- _PROBLEM TO WORK ON_: Could you copy every line from the material below in which "likely" appears?

Items from a data source
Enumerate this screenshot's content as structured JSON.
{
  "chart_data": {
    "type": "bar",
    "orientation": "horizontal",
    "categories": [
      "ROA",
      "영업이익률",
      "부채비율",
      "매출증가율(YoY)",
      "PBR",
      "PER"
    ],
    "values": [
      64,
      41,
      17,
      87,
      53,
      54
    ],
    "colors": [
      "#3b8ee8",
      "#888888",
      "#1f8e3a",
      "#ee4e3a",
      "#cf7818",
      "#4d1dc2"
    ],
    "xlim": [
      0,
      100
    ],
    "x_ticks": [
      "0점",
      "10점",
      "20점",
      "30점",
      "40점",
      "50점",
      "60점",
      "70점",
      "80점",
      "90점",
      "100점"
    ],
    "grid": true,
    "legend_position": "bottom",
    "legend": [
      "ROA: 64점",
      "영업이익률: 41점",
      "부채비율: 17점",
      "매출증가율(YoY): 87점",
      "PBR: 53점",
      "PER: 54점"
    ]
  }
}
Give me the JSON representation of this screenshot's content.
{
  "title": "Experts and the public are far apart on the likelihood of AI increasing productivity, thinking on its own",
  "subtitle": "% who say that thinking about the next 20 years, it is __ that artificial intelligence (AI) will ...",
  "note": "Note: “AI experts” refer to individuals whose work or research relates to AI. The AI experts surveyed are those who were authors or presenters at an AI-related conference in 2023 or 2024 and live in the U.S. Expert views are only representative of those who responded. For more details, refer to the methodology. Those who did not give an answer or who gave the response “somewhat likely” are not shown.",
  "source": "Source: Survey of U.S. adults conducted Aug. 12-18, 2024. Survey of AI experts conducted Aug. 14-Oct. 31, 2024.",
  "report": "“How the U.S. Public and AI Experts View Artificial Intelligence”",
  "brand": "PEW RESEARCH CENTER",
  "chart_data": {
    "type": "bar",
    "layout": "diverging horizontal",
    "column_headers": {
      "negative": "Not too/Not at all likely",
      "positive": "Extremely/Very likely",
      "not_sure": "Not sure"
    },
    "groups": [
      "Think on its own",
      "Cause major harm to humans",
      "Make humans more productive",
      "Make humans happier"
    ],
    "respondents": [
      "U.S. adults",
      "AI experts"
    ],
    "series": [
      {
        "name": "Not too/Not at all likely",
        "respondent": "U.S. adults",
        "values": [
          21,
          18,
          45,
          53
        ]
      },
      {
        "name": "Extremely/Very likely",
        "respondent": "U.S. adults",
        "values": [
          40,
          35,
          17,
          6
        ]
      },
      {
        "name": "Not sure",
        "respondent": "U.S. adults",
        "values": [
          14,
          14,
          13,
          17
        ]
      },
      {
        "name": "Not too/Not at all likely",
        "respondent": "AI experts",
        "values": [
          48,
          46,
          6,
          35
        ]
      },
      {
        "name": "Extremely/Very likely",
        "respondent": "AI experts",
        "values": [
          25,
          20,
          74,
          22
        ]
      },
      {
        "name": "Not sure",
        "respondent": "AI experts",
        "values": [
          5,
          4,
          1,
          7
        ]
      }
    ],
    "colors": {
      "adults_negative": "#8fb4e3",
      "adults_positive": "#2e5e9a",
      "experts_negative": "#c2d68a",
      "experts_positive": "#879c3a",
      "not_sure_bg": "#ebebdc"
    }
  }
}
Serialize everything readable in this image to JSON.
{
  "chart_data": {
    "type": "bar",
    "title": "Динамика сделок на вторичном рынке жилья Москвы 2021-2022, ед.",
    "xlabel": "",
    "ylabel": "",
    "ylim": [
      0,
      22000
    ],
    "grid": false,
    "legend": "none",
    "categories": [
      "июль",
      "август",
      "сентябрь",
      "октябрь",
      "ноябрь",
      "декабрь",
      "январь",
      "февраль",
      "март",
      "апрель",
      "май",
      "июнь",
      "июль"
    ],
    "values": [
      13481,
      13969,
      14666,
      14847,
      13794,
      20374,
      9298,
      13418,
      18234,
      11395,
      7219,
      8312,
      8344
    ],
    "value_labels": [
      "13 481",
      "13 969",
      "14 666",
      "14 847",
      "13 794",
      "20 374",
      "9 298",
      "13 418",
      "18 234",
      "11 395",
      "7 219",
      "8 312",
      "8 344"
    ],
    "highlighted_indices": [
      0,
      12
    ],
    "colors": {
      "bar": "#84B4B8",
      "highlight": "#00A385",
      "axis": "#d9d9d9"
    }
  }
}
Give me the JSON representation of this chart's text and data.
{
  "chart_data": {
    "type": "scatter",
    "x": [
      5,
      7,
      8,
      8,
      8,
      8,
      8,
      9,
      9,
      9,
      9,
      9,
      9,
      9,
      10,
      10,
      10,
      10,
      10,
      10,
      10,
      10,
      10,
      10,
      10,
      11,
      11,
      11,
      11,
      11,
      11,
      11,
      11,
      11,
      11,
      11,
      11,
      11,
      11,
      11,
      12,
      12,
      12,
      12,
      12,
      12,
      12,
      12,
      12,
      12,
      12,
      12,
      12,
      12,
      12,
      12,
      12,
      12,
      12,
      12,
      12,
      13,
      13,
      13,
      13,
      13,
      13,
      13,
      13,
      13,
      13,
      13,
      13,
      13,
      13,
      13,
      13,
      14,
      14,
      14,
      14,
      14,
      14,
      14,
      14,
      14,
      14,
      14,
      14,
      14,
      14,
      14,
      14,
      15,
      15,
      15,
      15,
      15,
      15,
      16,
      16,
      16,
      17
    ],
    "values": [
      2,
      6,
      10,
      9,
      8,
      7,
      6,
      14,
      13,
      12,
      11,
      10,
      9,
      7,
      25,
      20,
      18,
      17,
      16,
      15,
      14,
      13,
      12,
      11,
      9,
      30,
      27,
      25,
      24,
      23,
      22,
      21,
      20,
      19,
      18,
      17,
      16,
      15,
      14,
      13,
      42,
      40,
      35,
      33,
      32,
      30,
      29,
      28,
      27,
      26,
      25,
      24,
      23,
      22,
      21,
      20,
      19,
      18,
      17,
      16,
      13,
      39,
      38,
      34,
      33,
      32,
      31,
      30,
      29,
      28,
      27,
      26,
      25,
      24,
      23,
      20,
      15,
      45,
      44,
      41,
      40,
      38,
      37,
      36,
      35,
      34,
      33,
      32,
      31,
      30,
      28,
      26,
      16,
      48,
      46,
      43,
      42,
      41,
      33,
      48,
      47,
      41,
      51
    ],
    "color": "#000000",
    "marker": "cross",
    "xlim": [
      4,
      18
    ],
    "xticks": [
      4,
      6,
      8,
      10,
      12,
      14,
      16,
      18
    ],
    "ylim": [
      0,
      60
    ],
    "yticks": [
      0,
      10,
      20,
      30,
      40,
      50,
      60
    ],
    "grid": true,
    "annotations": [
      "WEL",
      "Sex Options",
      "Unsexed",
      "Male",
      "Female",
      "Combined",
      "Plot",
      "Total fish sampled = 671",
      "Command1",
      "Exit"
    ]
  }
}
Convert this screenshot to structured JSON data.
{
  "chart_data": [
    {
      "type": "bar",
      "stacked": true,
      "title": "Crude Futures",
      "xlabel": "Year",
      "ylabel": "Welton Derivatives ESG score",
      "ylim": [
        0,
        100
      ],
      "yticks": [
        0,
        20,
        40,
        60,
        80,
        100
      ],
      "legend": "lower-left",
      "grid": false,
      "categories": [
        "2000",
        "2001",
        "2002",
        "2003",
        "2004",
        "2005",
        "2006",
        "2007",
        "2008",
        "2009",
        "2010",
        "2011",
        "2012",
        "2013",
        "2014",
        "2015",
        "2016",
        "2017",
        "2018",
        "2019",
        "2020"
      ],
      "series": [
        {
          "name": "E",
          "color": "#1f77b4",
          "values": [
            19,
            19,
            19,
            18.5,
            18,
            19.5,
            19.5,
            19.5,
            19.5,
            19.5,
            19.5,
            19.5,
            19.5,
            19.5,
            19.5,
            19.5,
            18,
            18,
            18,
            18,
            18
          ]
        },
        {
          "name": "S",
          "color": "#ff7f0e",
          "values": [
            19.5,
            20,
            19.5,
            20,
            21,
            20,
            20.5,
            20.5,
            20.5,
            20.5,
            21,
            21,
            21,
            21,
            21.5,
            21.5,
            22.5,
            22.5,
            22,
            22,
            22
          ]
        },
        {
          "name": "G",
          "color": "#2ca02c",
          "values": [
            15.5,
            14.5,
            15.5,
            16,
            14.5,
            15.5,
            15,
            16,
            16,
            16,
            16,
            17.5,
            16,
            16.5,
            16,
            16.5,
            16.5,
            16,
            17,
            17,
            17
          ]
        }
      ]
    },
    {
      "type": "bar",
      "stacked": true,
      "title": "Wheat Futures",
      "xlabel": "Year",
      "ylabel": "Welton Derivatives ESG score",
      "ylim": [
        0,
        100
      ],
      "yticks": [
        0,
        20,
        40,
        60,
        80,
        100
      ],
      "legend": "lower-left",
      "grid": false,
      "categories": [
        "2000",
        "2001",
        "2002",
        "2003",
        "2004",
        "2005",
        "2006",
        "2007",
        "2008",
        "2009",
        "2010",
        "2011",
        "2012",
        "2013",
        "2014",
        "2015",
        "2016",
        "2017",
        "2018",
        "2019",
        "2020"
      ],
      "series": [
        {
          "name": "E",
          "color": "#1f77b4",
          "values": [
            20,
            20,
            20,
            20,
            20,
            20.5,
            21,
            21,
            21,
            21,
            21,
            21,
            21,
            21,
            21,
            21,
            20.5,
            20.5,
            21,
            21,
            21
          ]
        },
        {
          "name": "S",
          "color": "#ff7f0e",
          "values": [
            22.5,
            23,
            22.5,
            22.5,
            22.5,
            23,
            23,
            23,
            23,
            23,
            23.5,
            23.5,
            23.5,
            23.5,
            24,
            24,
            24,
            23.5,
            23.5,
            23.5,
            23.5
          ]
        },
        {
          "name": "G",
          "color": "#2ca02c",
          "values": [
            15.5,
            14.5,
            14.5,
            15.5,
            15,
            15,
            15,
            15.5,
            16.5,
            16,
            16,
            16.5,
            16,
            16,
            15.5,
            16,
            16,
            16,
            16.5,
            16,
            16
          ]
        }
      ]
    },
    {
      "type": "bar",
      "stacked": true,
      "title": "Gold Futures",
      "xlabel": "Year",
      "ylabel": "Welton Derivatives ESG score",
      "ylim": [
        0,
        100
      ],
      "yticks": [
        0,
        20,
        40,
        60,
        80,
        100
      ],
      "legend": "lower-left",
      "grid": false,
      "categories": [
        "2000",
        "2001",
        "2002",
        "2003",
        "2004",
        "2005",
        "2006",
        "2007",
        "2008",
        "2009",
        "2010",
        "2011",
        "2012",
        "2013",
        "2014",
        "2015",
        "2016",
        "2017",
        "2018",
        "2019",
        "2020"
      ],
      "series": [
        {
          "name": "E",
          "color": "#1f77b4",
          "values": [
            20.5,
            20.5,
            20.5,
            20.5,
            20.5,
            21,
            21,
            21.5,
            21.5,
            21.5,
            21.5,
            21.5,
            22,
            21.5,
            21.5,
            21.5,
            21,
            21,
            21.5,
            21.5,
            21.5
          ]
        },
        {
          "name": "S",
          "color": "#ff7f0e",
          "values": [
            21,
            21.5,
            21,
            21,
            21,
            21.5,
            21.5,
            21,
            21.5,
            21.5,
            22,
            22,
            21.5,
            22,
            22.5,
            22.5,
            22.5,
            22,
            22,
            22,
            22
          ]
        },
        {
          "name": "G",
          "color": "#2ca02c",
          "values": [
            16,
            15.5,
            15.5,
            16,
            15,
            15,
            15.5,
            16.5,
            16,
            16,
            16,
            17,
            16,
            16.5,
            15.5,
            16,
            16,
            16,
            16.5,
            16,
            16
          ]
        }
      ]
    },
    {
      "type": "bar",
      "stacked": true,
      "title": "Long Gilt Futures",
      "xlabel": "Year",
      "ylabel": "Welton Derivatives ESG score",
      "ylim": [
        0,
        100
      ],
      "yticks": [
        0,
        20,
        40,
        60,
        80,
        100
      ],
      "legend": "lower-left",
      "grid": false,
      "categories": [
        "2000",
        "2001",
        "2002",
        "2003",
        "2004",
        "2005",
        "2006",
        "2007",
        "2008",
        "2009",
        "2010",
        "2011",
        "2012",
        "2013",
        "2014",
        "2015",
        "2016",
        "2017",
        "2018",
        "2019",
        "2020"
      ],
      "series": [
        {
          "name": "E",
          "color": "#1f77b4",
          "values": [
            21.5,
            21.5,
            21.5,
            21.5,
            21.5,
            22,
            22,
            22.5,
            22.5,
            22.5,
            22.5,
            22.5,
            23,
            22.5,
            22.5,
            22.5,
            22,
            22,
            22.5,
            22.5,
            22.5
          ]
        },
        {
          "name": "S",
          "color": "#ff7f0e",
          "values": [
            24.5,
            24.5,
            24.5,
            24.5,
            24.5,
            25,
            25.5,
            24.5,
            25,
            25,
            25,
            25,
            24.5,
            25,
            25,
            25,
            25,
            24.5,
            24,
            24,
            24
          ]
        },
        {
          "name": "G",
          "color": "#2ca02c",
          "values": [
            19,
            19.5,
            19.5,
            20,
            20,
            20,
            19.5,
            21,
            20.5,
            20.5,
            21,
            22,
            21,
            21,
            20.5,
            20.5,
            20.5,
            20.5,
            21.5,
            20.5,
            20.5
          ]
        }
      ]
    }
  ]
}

- _COMPLETE RESPONSE_:
  "note": "Note: “AI experts” refer to individuals whose work or research relates to AI. The AI experts surveyed are those who were authors or presenters at an AI-related conference in 2023 or 2024 and live in the U.S. Expert views are only representative of those who responded. For more details, refer to the methodology. Those who did not give an answer or who gave the response “somewhat likely” are not shown.",
      "negative": "Not too/Not at all likely",
      "positive": "Extremely/Very likely",
        "name": "Not too/Not at all likely",
        "name": "Extremely/Very likely",
        "name": "Not too/Not at all likely",
        "name": "Extremely/Very likely",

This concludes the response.